> **To do**:
Each entry below should be written out exactly as it is, with no pictures.

> **Data entries**:
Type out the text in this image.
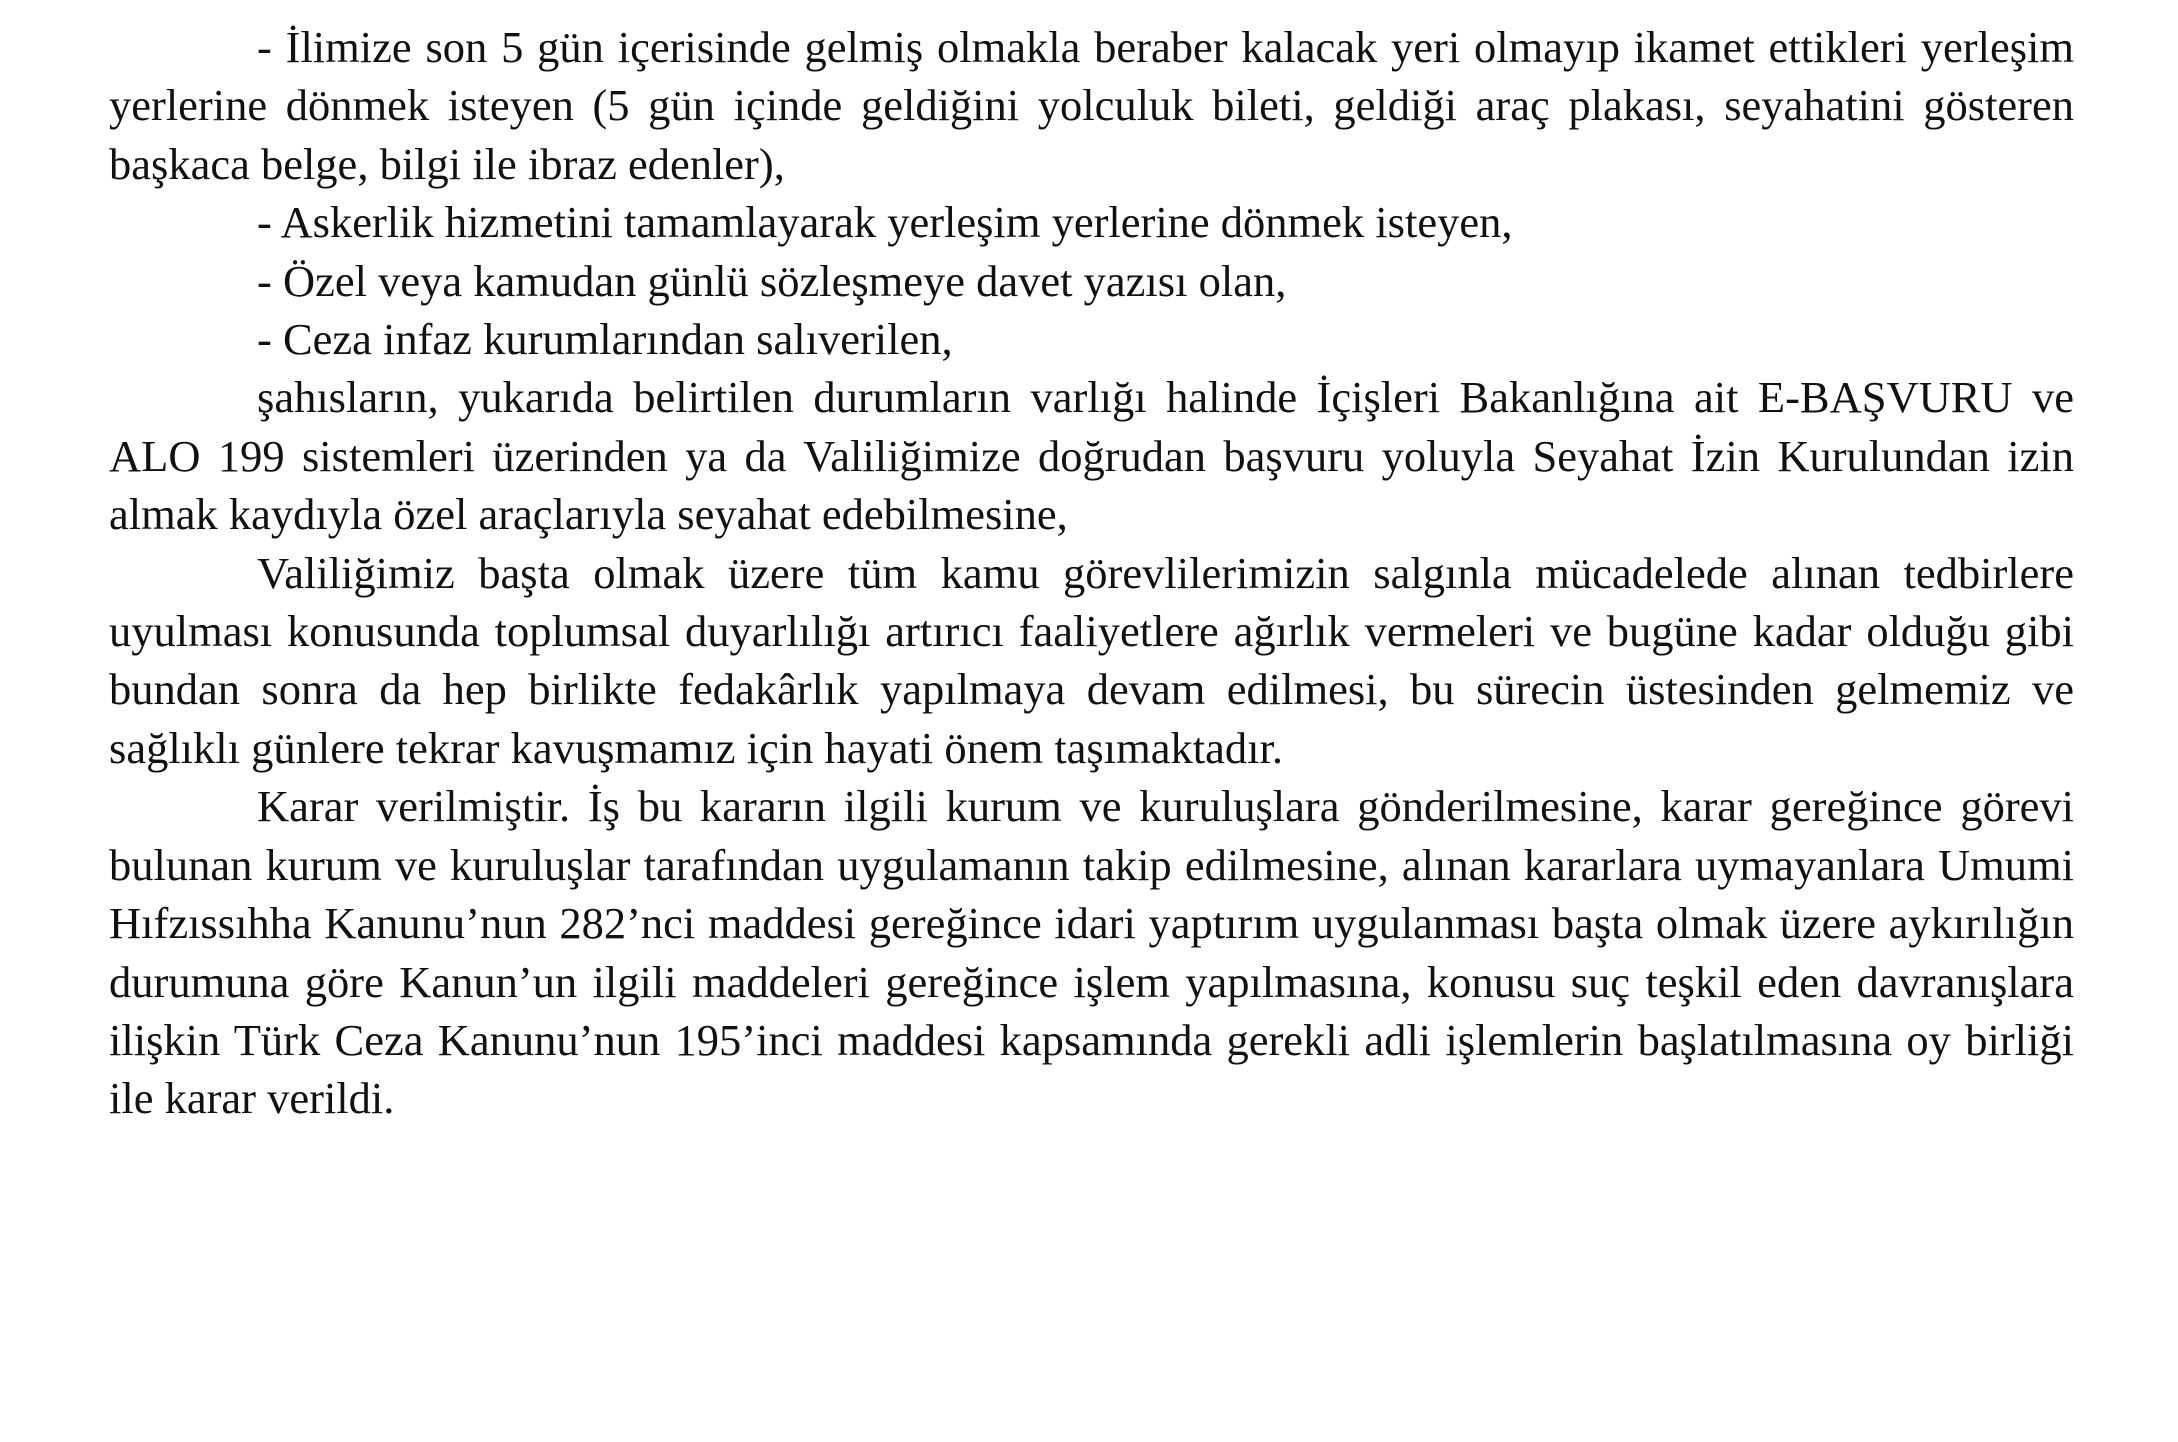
- İlimize son 5 gün içerisinde gelmiş olmakla beraber kalacak yeri olmayıp ikamet ettikleri yerleşim yerlerine dönmek isteyen (5 gün içinde geldiğini yolculuk bileti, geldiği araç plakası, seyahatini gösteren başkaca belge, bilgi ile ibraz edenler),

- Askerlik hizmetini tamamlayarak yerleşim yerlerine dönmek isteyen,

- Özel veya kamudan günlü sözleşmeye davet yazısı olan,

- Ceza infaz kurumlarından salıverilen,

şahısların, yukarıda belirtilen durumların varlığı halinde İçişleri Bakanlığına ait E-BAŞVURU ve ALO 199 sistemleri üzerinden ya da Valiliğimize doğrudan başvuru yoluyla Seyahat İzin Kurulundan izin almak kaydıyla özel araçlarıyla seyahat edebilmesine,

Valiliğimiz başta olmak üzere tüm kamu görevlilerimizin salgınla mücadelede alınan tedbirlere uyulması konusunda toplumsal duyarlılığı artırıcı faaliyetlere ağırlık vermeleri ve bugüne kadar olduğu gibi bundan sonra da hep birlikte fedakârlık yapılmaya devam edilmesi, bu sürecin üstesinden gelmemiz ve sağlıklı günlere tekrar kavuşmamız için hayati önem taşımaktadır.

Karar verilmiştir. İş bu kararın ilgili kurum ve kuruluşlara gönderilmesine, karar gereğince görevi bulunan kurum ve kuruluşlar tarafından uygulamanın takip edilmesine, alınan kararlara uymayanlara Umumi Hıfzıssıhha Kanunu’nun 282’nci maddesi gereğince idari yaptırım uygulanması başta olmak üzere aykırılığın durumuna göre Kanun’un ilgili maddeleri gereğince işlem yapılmasına, konusu suç teşkil eden davranışlara ilişkin Türk Ceza Kanunu’nun 195’inci maddesi kapsamında gerekli adli işlemlerin başlatılmasına oy birliği ile karar verildi.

> **Answer to the task**:
Type out the text in this image.
- İlimize son 5 gün içerisinde gelmiş olmakla beraber kalacak yeri olmayıp ikamet ettikleri yerleşim yerlerine dönmek isteyen (5 gün içinde geldiğini yolculuk bileti, geldiği araç plakası, seyahatini gösteren başkaca belge, bilgi ile ibraz edenler),

- Askerlik hizmetini tamamlayarak yerleşim yerlerine dönmek isteyen,

- Özel veya kamudan günlü sözleşmeye davet yazısı olan,

- Ceza infaz kurumlarından salıverilen,

şahısların, yukarıda belirtilen durumların varlığı halinde İçişleri Bakanlığına ait E-BAŞVURU ve ALO 199 sistemleri üzerinden ya da Valiliğimize doğrudan başvuru yoluyla Seyahat İzin Kurulundan izin almak kaydıyla özel araçlarıyla seyahat edebilmesine,

Valiliğimiz başta olmak üzere tüm kamu görevlilerimizin salgınla mücadelede alınan tedbirlere uyulması konusunda toplumsal duyarlılığı artırıcı faaliyetlere ağırlık vermeleri ve bugüne kadar olduğu gibi bundan sonra da hep birlikte fedakârlık yapılmaya devam edilmesi, bu sürecin üstesinden gelmemiz ve sağlıklı günlere tekrar kavuşmamız için hayati önem taşımaktadır.

Karar verilmiştir. İş bu kararın ilgili kurum ve kuruluşlara gönderilmesine, karar gereğince görevi bulunan kurum ve kuruluşlar tarafından uygulamanın takip edilmesine, alınan kararlara uymayanlara Umumi Hıfzıssıhha Kanunu’nun 282’nci maddesi gereğince idari yaptırım uygulanması başta olmak üzere aykırılığın durumuna göre Kanun’un ilgili maddeleri gereğince işlem yapılmasına, konusu suç teşkil eden davranışlara ilişkin Türk Ceza Kanunu’nun 195’inci maddesi kapsamında gerekli adli işlemlerin başlatılmasına oy birliği ile karar verildi.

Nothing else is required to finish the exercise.